_REQUIREMENT_
Check every line below for the string "color", and copy the lines that contain it.

_DATA PROVIDED_
──────────────────────────────
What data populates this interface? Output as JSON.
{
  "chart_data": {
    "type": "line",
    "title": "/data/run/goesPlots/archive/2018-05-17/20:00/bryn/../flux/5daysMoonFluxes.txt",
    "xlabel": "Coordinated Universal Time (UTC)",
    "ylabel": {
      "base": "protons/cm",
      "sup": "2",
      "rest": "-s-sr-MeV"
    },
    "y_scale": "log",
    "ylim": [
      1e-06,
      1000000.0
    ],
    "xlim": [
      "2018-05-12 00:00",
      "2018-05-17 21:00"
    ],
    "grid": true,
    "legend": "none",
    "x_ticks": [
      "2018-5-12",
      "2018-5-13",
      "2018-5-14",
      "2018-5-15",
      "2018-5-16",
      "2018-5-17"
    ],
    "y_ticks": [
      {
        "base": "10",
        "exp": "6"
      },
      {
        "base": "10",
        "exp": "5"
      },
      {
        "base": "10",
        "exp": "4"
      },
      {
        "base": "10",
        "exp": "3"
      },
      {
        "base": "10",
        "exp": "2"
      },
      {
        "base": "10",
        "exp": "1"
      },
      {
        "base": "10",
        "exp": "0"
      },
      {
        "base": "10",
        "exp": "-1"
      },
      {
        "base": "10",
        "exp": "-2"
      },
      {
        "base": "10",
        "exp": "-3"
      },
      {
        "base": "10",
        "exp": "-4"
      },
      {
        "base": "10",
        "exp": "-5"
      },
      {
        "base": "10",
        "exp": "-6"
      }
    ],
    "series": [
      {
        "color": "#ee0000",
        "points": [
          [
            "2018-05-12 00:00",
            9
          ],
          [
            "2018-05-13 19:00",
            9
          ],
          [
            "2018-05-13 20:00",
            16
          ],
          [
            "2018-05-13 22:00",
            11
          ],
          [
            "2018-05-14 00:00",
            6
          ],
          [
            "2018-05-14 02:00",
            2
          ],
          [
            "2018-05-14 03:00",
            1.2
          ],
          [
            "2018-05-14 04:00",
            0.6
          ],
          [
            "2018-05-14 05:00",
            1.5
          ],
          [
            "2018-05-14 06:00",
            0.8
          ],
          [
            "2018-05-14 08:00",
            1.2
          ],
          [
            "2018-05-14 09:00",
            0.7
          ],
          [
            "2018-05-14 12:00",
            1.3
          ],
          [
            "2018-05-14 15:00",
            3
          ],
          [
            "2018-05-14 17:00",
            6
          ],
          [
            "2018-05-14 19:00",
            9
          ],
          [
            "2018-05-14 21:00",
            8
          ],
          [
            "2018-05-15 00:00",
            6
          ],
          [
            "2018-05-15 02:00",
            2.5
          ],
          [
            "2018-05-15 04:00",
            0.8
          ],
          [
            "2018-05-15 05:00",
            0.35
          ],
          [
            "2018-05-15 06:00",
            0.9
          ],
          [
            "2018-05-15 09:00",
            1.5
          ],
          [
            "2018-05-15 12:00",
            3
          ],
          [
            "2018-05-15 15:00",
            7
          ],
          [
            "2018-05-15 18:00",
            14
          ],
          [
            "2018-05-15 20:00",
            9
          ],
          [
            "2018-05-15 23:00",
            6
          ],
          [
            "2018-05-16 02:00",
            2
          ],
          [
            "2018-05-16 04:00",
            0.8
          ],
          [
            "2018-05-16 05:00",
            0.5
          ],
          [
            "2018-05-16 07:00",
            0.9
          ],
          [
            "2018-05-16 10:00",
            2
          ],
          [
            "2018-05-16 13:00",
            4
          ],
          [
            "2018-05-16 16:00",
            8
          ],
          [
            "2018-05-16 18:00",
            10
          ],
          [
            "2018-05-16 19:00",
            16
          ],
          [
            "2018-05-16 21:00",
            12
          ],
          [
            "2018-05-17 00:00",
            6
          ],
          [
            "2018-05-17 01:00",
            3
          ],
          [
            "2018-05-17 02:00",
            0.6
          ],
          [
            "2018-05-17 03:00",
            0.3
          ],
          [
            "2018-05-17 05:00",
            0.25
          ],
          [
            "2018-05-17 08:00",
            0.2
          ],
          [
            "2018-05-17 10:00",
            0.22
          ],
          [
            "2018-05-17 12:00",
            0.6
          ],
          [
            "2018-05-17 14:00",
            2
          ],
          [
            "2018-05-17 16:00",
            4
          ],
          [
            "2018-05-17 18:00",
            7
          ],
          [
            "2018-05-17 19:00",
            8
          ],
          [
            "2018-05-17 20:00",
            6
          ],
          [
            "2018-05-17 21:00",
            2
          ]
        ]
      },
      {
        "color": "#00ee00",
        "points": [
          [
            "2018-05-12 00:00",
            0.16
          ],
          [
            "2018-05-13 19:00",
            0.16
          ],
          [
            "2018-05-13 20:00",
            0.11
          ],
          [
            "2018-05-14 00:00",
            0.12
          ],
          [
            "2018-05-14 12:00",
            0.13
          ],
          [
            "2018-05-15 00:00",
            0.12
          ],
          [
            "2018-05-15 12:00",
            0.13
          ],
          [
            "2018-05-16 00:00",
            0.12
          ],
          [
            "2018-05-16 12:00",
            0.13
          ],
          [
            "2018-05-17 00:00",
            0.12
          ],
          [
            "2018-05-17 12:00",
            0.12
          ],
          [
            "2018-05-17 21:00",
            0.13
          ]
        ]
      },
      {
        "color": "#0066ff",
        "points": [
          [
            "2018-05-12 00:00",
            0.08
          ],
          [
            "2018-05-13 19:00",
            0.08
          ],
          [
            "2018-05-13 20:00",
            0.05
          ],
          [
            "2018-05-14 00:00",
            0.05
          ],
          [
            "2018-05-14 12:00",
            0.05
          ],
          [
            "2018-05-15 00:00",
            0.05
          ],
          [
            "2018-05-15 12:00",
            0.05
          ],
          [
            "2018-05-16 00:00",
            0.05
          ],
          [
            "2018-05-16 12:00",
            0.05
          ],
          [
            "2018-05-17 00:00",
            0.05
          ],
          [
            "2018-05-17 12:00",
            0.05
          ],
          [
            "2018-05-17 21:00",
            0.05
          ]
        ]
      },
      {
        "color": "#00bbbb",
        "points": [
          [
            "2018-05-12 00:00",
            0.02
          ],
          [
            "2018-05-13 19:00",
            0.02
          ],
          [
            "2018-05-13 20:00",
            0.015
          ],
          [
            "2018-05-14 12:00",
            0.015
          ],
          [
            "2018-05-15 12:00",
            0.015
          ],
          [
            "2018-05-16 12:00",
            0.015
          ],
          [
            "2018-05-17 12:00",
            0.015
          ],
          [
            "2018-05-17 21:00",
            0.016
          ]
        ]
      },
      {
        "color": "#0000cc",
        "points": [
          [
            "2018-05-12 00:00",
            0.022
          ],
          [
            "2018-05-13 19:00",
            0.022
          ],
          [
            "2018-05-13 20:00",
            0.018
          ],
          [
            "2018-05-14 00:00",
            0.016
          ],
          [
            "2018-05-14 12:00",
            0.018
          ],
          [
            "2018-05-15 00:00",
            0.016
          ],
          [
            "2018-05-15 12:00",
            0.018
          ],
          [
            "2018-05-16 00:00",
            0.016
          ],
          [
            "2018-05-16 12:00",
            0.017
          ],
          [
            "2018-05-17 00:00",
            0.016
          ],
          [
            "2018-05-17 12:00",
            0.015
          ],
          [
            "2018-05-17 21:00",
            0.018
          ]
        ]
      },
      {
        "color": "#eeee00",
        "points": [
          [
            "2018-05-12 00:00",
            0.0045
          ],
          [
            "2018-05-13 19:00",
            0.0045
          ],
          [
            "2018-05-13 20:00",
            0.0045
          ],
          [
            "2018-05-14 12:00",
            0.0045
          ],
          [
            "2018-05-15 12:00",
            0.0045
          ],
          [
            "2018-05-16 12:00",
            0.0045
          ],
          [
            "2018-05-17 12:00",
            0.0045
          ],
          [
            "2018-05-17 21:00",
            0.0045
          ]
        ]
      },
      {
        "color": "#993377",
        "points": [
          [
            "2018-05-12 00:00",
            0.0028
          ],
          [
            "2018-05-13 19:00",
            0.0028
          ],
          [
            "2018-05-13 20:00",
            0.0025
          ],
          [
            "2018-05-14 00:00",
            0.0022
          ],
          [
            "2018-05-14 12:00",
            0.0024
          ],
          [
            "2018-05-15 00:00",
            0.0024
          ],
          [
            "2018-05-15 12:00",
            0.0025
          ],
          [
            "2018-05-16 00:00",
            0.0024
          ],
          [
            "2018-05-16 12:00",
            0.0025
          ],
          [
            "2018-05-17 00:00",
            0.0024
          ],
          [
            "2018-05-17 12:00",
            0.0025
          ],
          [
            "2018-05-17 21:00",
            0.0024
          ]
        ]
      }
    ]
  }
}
──────────────────────────────
_FINISHED TASK_
        "color": "#ee0000",
        "color": "#00ee00",
        "color": "#0066ff",
        "color": "#00bbbb",
        "color": "#0000cc",
        "color": "#eeee00",
        "color": "#993377",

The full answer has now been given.